▶ **WHAT YOU ARE ASKED TO DO**: Identify and copy all lines of the material where the string "biinntekt" is found.

[Data entries]

========================

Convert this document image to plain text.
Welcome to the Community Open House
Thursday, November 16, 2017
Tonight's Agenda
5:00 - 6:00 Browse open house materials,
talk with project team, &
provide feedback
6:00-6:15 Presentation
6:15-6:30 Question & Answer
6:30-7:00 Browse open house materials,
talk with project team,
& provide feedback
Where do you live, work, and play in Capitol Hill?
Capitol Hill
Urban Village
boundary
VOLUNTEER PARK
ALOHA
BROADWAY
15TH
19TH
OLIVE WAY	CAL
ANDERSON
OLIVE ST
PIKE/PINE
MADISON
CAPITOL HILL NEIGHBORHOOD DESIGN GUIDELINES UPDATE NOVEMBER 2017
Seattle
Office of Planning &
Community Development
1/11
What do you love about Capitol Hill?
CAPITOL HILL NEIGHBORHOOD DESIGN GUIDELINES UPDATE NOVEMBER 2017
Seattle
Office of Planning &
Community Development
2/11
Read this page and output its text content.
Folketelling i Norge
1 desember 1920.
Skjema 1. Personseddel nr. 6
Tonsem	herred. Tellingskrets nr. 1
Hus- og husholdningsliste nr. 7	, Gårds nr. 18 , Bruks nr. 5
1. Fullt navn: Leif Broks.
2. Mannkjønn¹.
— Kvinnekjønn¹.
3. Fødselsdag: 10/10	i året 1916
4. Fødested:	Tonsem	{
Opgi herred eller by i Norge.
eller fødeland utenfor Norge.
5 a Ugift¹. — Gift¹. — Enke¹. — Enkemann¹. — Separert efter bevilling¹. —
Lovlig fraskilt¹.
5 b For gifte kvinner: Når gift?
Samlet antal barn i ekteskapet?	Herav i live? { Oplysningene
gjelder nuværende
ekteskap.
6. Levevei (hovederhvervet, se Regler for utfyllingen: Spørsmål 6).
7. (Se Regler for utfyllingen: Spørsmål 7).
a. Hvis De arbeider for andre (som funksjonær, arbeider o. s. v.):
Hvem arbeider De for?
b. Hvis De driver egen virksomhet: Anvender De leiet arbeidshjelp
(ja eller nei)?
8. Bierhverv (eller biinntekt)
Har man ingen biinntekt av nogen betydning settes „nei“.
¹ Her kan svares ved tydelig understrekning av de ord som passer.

========================

▶ **SOLVED EXERCISE**:
8. Bierhverv (eller biinntekt)
Har man ingen biinntekt av nogen betydning settes „nei“.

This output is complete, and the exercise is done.